**What to do:**
Say how many lines contain the word "name" and give no other text.

>> Start Available records

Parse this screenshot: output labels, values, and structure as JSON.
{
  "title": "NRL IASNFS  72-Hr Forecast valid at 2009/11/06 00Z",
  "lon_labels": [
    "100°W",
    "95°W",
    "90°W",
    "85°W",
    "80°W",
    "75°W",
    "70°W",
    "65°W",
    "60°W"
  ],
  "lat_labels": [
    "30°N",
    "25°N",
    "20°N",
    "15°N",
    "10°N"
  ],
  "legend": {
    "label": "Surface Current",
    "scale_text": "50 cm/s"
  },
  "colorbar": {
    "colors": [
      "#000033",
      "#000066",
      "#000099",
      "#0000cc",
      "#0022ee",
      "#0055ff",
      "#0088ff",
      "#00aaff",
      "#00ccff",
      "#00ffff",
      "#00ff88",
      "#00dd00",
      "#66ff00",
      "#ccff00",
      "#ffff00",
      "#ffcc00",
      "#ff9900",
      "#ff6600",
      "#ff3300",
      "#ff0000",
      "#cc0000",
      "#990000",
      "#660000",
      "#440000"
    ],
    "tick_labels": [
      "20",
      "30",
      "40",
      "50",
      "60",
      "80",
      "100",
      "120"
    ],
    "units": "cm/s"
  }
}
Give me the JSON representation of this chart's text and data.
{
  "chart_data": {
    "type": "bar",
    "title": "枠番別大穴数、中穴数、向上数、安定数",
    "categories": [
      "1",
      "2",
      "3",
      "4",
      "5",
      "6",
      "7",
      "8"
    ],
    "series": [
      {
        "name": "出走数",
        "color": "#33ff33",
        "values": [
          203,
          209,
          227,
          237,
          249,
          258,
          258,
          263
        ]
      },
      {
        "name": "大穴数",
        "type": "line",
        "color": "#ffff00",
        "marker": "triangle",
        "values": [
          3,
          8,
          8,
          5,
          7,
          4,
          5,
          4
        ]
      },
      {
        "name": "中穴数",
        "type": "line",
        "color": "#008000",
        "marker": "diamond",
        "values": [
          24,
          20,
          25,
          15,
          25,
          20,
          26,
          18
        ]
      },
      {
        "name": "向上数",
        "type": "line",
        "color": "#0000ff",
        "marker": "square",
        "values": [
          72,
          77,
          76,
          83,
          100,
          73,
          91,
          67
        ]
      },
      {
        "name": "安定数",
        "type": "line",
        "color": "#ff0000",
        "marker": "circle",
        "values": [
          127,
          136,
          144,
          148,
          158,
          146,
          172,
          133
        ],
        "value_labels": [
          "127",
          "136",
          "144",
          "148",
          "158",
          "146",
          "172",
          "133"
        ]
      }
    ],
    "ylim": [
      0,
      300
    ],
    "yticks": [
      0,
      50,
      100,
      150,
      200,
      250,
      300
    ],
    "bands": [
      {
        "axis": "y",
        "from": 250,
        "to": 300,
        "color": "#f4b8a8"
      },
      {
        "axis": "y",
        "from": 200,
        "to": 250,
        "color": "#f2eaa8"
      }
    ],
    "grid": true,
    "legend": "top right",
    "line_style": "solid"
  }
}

>> End Available records

**Solution:**
5